### Exercise task:
Copy out the listing that follows, exactly, without its pictures.

### Supplied records:
--- Start ---
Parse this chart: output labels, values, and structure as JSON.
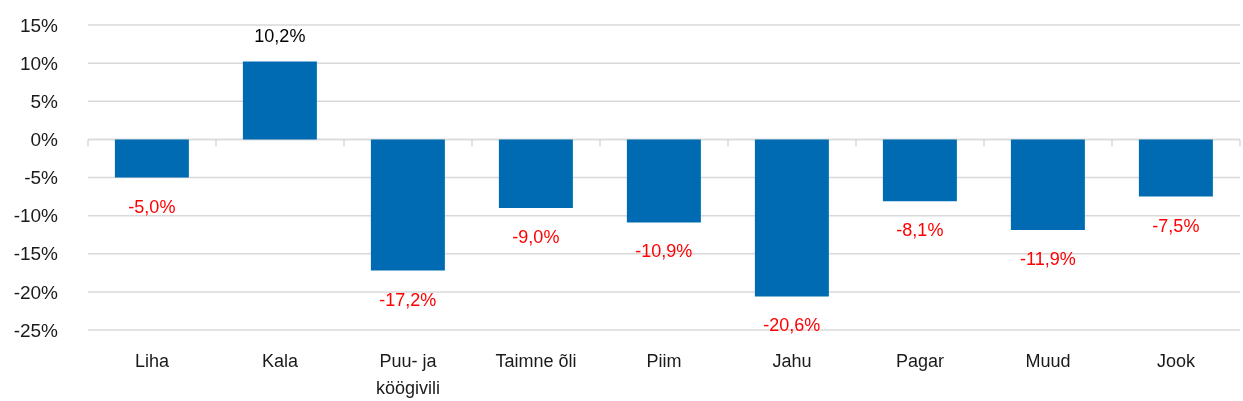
{
  "chart_data": {
    "type": "bar",
    "categories": [
      "Liha",
      "Kala",
      "Puu- ja köögivili",
      "Taimne õli",
      "Piim",
      "Jahu",
      "Pagar",
      "Muud",
      "Jook"
    ],
    "values": [
      -5.0,
      10.2,
      -17.2,
      -9.0,
      -10.9,
      -20.6,
      -8.1,
      -11.9,
      -7.5
    ],
    "color": "#006bb3",
    "value_labels": [
      "-5,0%",
      "10,2%",
      "-17,2%",
      "-9,0%",
      "-10,9%",
      "-20,6%",
      "-8,1%",
      "-11,9%",
      "-7,5%"
    ],
    "ylim": [
      -25,
      15
    ],
    "yticks": [
      {
        "value": 15,
        "label": "15%"
      },
      {
        "value": 10,
        "label": "10%"
      },
      {
        "value": 5,
        "label": "5%"
      },
      {
        "value": 0,
        "label": "0%"
      },
      {
        "value": -5,
        "label": "-5%"
      },
      {
        "value": -10,
        "label": "-10%"
      },
      {
        "value": -15,
        "label": "-15%"
      },
      {
        "value": -20,
        "label": "-20%"
      },
      {
        "value": -25,
        "label": "-25%"
      }
    ],
    "grid": "y"
  }
}
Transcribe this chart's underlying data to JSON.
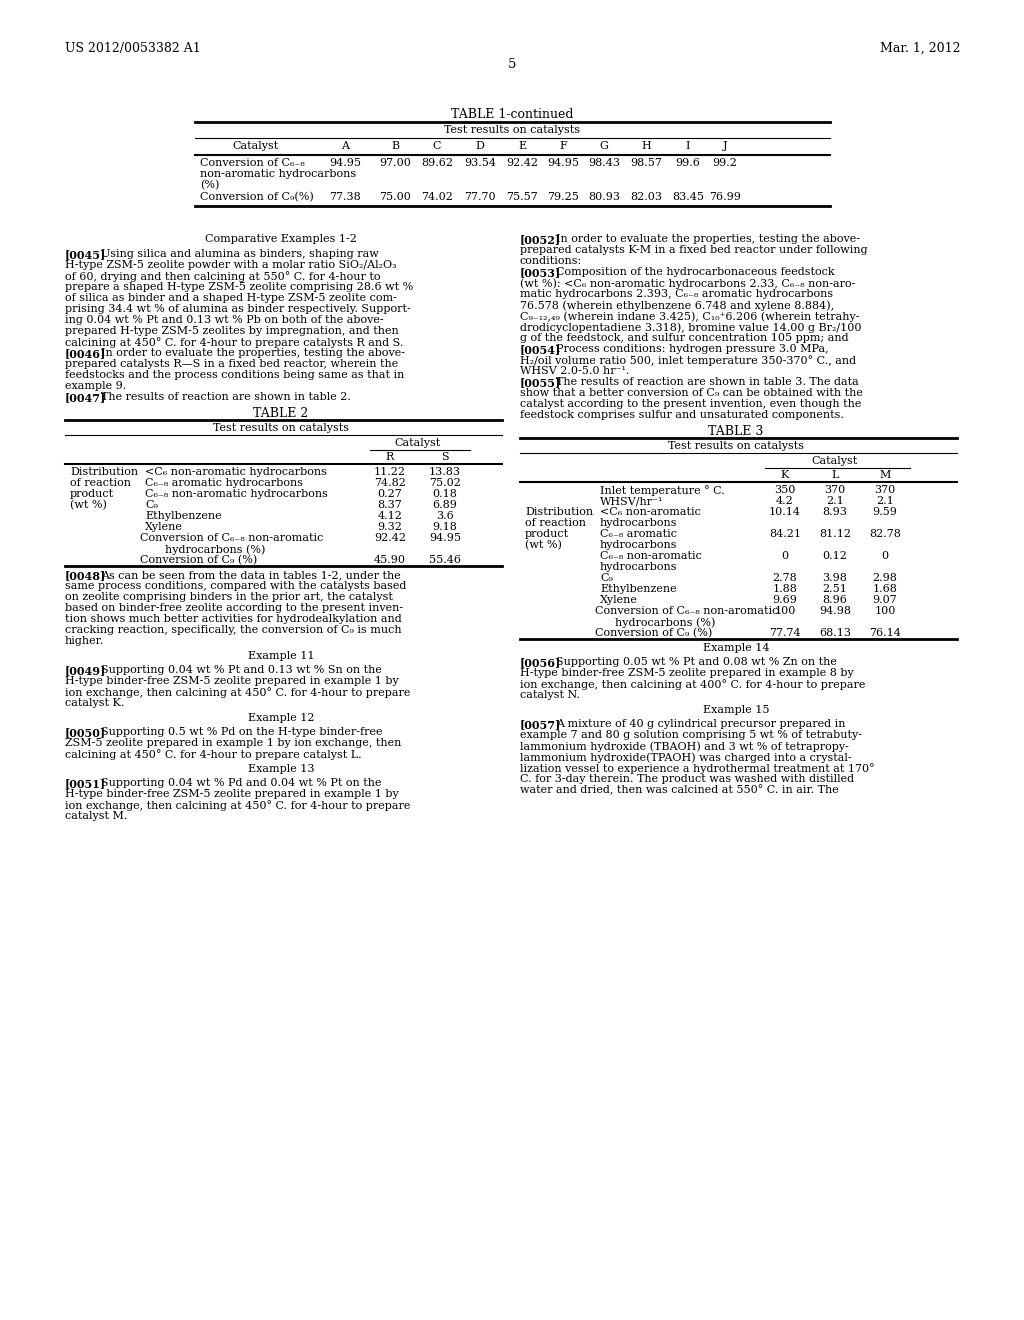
{
  "page_number": "5",
  "header_left": "US 2012/0053382 A1",
  "header_right": "Mar. 1, 2012",
  "background_color": "#ffffff",
  "text_color": "#000000"
}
--- End ---
### Result of the exercise:
Parse this chart: output labels, values, and structure as JSON.
{
  "chart_data": {
    "type": "bar",
    "categories": [
      "Liha",
      "Kala",
      "Puu- ja köögivili",
      "Taimne õli",
      "Piim",
      "Jahu",
      "Pagar",
      "Muud",
      "Jook"
    ],
    "values": [
      -5.0,
      10.2,
      -17.2,
      -9.0,
      -10.9,
      -20.6,
      -8.1,
      -11.9,
      -7.5
    ],
    "color": "#006bb3",
    "value_labels": [
      "-5,0%",
      "10,2%",
      "-17,2%",
      "-9,0%",
      "-10,9%",
      "-20,6%",
      "-8,1%",
      "-11,9%",
      "-7,5%"
    ],
    "ylim": [
      -25,
      15
    ],
    "yticks": [
      {
        "value": 15,
        "label": "15%"
      },
      {
        "value": 10,
        "label": "10%"
      },
      {
        "value": 5,
        "label": "5%"
      },
      {
        "value": 0,
        "label": "0%"
      },
      {
        "value": -5,
        "label": "-5%"
      },
      {
        "value": -10,
        "label": "-10%"
      },
      {
        "value": -15,
        "label": "-15%"
      },
      {
        "value": -20,
        "label": "-20%"
      },
      {
        "value": -25,
        "label": "-25%"
      }
    ],
    "grid": "y"
  }
}
Transcribe this chart's underlying data to JSON.
{
  "page_number": "5",
  "header_left": "US 2012/0053382 A1",
  "header_right": "Mar. 1, 2012",
  "background_color": "#ffffff",
  "text_color": "#000000"
}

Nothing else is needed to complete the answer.